EXERCISE INSTRUCTIONS
Every line that includes the word "Polychrome" is to be listed.

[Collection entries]
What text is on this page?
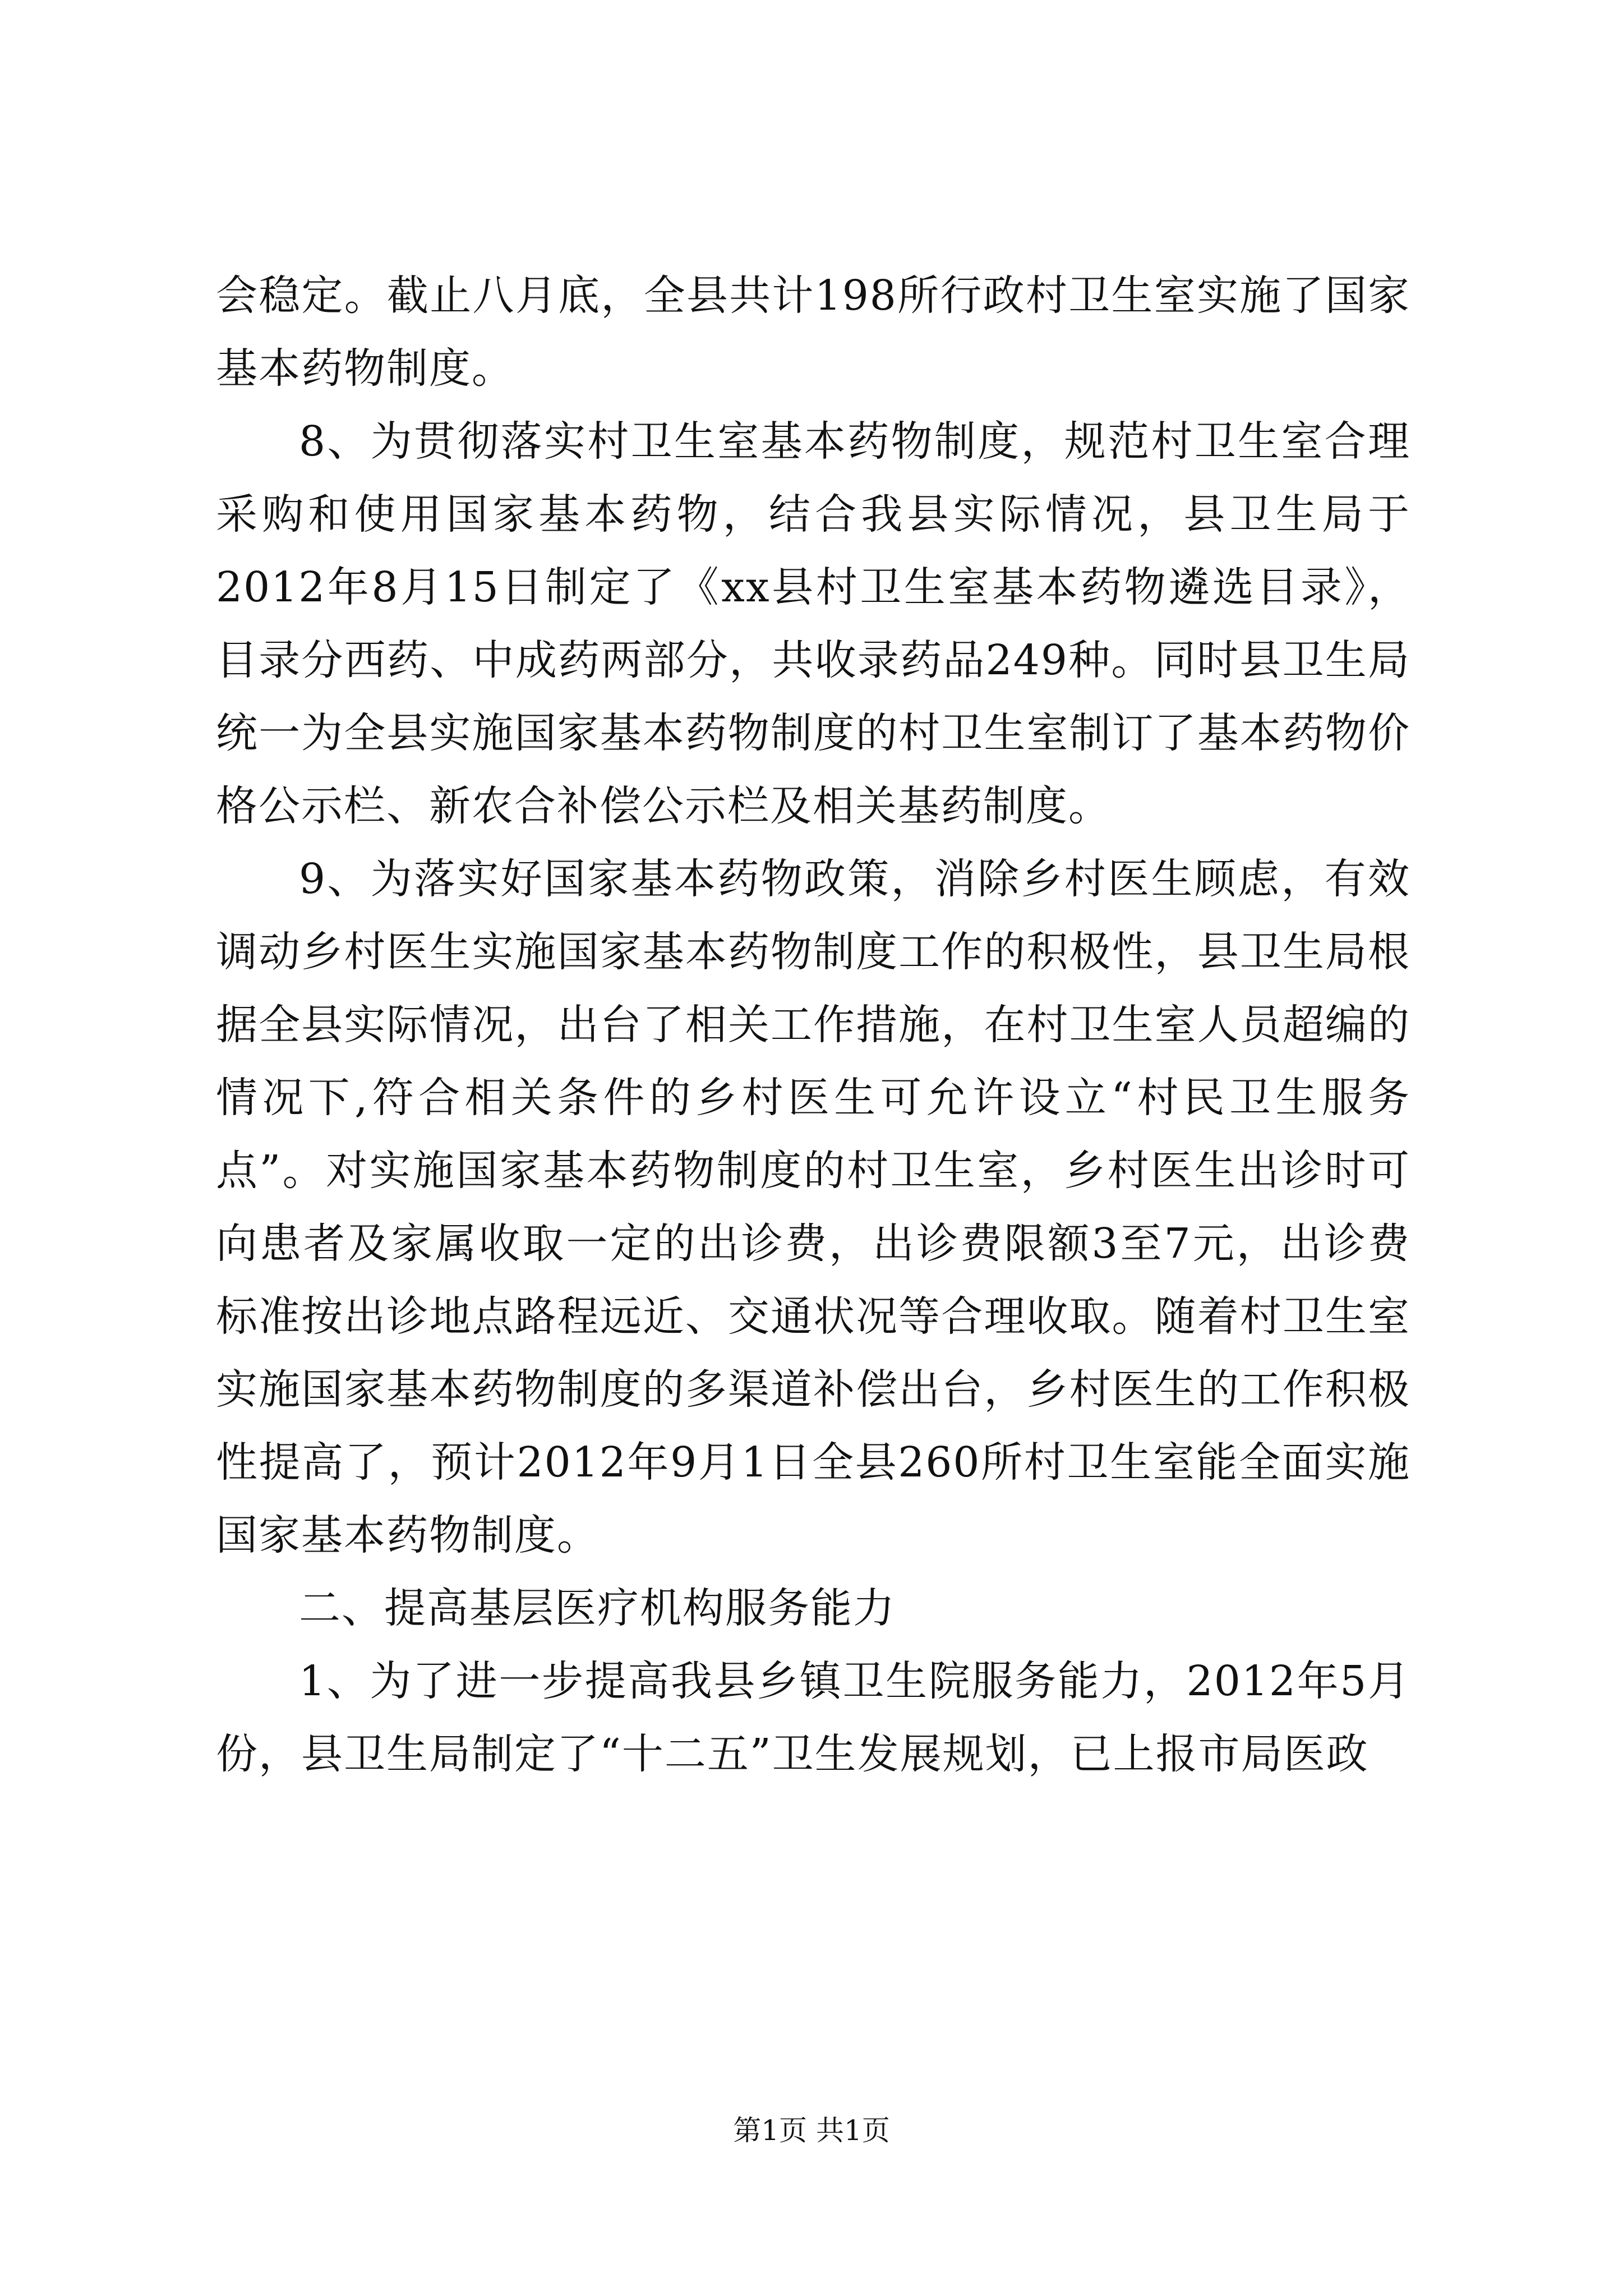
会稳定。截止八月底，全县共计198所行政村卫生室实施了国家基本药物制度。

8、为贯彻落实村卫生室基本药物制度，规范村卫生室合理采购和使用国家基本药物，结合我县实际情况，县卫生局于2012年8月15日制定了《xx县村卫生室基本药物遴选目录》，目录分西药、中成药两部分，共收录药品249种。同时县卫生局统一为全县实施国家基本药物制度的村卫生室制订了基本药物价格公示栏、新农合补偿公示栏及相关基药制度。

9、为落实好国家基本药物政策，消除乡村医生顾虑，有效调动乡村医生实施国家基本药物制度工作的积极性，县卫生局根据全县实际情况，出台了相关工作措施，在村卫生室人员超编的情况下,符合相关条件的乡村医生可允许设立“村民卫生服务点”。对实施国家基本药物制度的村卫生室，乡村医生出诊时可向患者及家属收取一定的出诊费，出诊费限额3至7元，出诊费标准按出诊地点路程远近、交通状况等合理收取。随着村卫生室实施国家基本药物制度的多渠道补偿出台，乡村医生的工作积极性提高了，预计2012年9月1日全县260所村卫生室能全面实施国家基本药物制度。

二、提高基层医疗机构服务能力

1、为了进一步提高我县乡镇卫生院服务能力，2012年5月份，县卫生局制定了“十二五”卫生发展规划，已上报市局医政

第1页 共1页
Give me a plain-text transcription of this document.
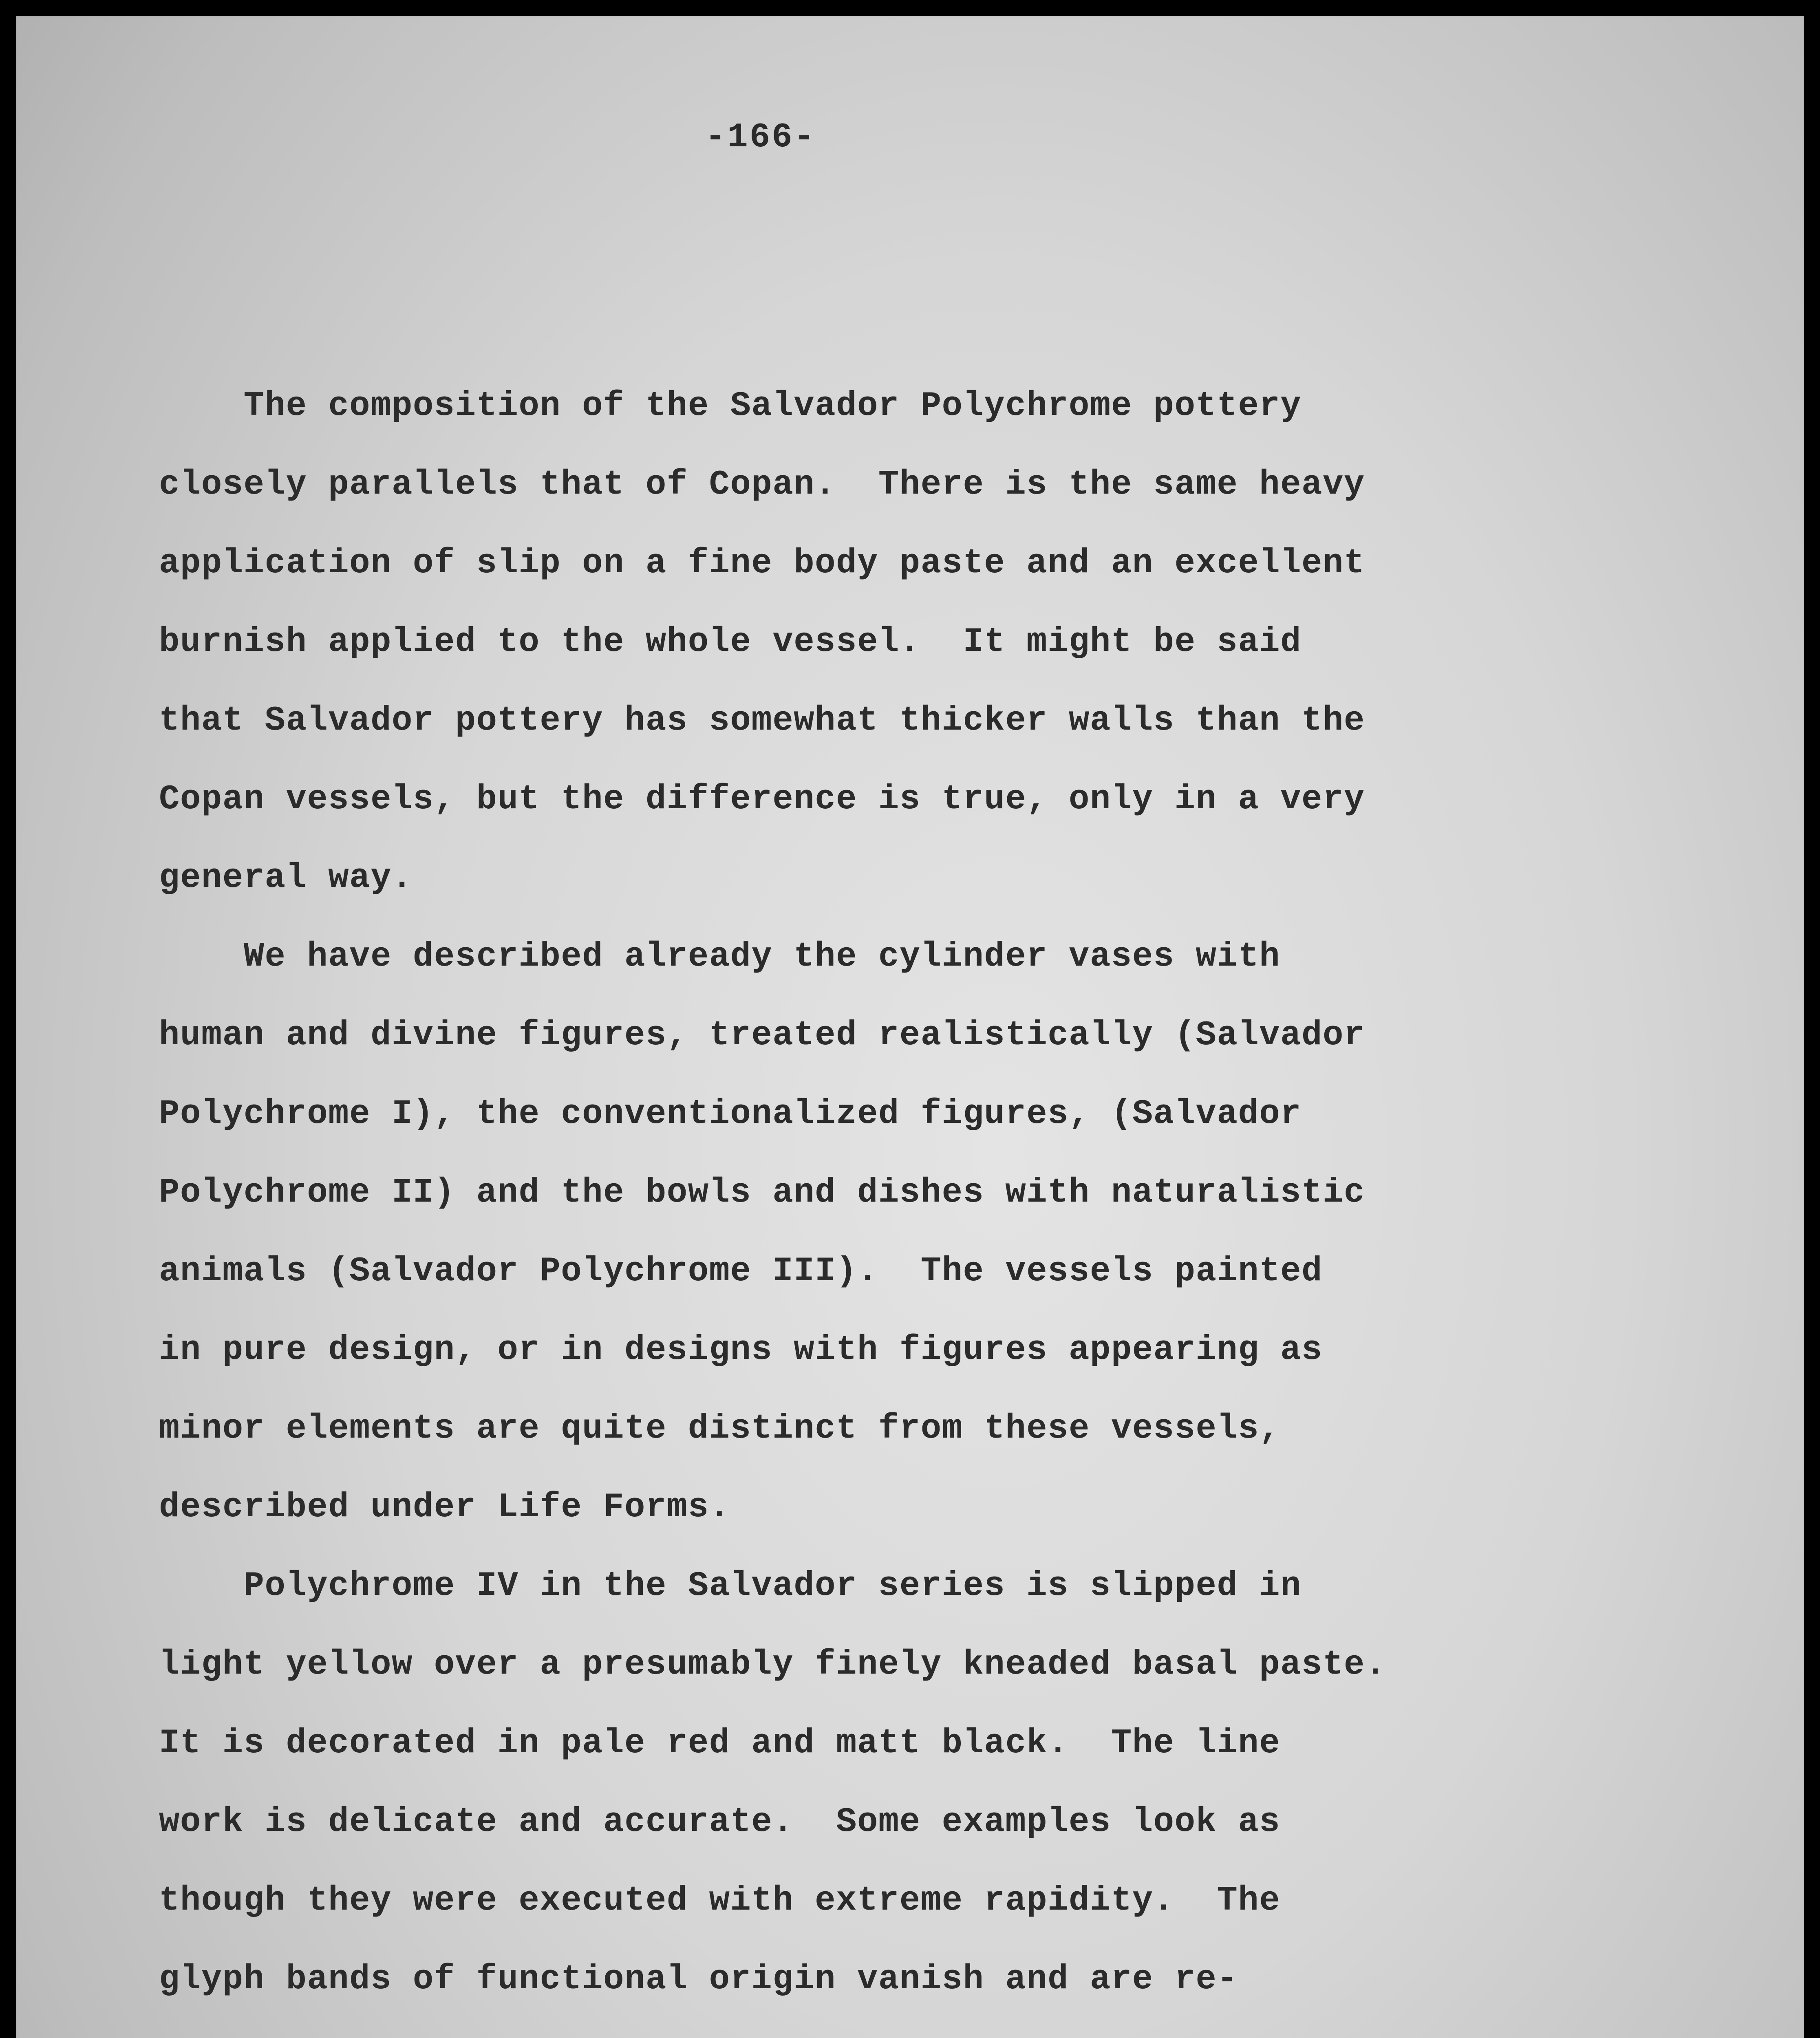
-166-
The composition of the Salvador Polychrome pottery
closely parallels that of Copan.  There is the same heavy
application of slip on a fine body paste and an excellent
burnish applied to the whole vessel.  It might be said
that Salvador pottery has somewhat thicker walls than the
Copan vessels, but the difference is true, only in a very
general way.
We have described already the cylinder vases with
human and divine figures, treated realistically (Salvador
Polychrome I), the conventionalized figures, (Salvador
Polychrome II) and the bowls and dishes with naturalistic
animals (Salvador Polychrome III).  The vessels painted
in pure design, or in designs with figures appearing as
minor elements are quite distinct from these vessels,
described under Life Forms.
Polychrome IV in the Salvador series is slipped in
light yellow over a presumably finely kneaded basal paste.
It is decorated in pale red and matt black.  The line
work is delicate and accurate.  Some examples look as
though they were executed with extreme rapidity.  The
glyph bands of functional origin vanish and are re-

EXERCISE OUTPUT
The composition of the Salvador Polychrome pottery
Polychrome I), the conventionalized figures, (Salvador
Polychrome II) and the bowls and dishes with naturalistic
animals (Salvador Polychrome III).  The vessels painted
Polychrome IV in the Salvador series is slipped in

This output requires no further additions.